» Stated problem
Check each line of the listing below for the string "SIMULIA", and copy the ones that have it.

» Exercise material
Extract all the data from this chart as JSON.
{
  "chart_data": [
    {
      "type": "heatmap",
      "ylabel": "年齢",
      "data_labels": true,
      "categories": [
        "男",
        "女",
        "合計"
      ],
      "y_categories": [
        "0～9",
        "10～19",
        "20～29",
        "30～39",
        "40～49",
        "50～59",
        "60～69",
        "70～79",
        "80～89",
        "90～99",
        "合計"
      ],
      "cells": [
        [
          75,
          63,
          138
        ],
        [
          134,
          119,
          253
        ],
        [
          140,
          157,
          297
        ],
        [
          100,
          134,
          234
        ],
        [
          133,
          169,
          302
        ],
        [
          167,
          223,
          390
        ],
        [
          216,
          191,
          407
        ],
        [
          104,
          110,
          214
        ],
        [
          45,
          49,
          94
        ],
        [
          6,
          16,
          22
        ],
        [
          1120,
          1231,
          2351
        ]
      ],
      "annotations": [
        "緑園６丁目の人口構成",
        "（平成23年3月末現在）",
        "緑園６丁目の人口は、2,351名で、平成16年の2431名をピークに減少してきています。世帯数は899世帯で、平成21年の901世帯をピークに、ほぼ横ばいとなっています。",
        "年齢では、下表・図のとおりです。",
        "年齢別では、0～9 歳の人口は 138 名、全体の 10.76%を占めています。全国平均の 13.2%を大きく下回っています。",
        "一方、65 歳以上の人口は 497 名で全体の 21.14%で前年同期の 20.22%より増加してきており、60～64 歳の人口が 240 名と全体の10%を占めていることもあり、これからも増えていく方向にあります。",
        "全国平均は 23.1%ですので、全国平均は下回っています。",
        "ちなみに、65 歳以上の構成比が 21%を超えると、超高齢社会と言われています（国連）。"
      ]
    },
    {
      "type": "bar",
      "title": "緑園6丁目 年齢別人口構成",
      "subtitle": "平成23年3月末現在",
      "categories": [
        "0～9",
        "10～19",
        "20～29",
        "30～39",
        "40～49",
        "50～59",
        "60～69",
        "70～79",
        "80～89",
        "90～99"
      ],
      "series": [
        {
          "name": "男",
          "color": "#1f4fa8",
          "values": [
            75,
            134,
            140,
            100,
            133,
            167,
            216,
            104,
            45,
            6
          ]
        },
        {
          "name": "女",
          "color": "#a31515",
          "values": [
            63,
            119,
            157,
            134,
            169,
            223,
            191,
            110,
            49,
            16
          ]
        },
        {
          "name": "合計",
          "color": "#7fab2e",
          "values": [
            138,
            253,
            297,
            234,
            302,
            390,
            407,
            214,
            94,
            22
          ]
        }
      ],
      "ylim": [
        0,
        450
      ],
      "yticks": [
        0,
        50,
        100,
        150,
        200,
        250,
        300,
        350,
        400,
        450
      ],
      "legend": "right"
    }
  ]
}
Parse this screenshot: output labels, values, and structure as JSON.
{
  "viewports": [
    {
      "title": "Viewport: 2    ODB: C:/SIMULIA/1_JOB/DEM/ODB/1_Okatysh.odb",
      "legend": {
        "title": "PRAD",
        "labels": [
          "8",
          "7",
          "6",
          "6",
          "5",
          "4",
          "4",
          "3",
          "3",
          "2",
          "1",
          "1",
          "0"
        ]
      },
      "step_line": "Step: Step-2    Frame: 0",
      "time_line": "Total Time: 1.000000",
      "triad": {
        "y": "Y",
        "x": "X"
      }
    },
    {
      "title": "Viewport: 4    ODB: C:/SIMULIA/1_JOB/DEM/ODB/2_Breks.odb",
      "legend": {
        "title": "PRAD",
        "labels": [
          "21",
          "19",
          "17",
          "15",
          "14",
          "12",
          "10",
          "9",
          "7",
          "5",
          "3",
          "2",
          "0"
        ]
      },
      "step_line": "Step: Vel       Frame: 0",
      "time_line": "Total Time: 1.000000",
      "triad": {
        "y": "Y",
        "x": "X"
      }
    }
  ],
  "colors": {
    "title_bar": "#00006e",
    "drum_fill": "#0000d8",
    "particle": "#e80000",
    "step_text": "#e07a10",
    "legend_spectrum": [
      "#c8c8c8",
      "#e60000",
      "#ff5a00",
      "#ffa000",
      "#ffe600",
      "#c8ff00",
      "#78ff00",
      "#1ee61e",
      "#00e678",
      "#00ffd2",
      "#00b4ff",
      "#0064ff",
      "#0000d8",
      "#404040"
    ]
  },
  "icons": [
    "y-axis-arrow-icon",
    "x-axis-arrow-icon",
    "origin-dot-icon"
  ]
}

» Correct result
      "title": "Viewport: 2    ODB: C:/SIMULIA/1_JOB/DEM/ODB/1_Okatysh.odb",
      "title": "Viewport: 4    ODB: C:/SIMULIA/1_JOB/DEM/ODB/2_Breks.odb",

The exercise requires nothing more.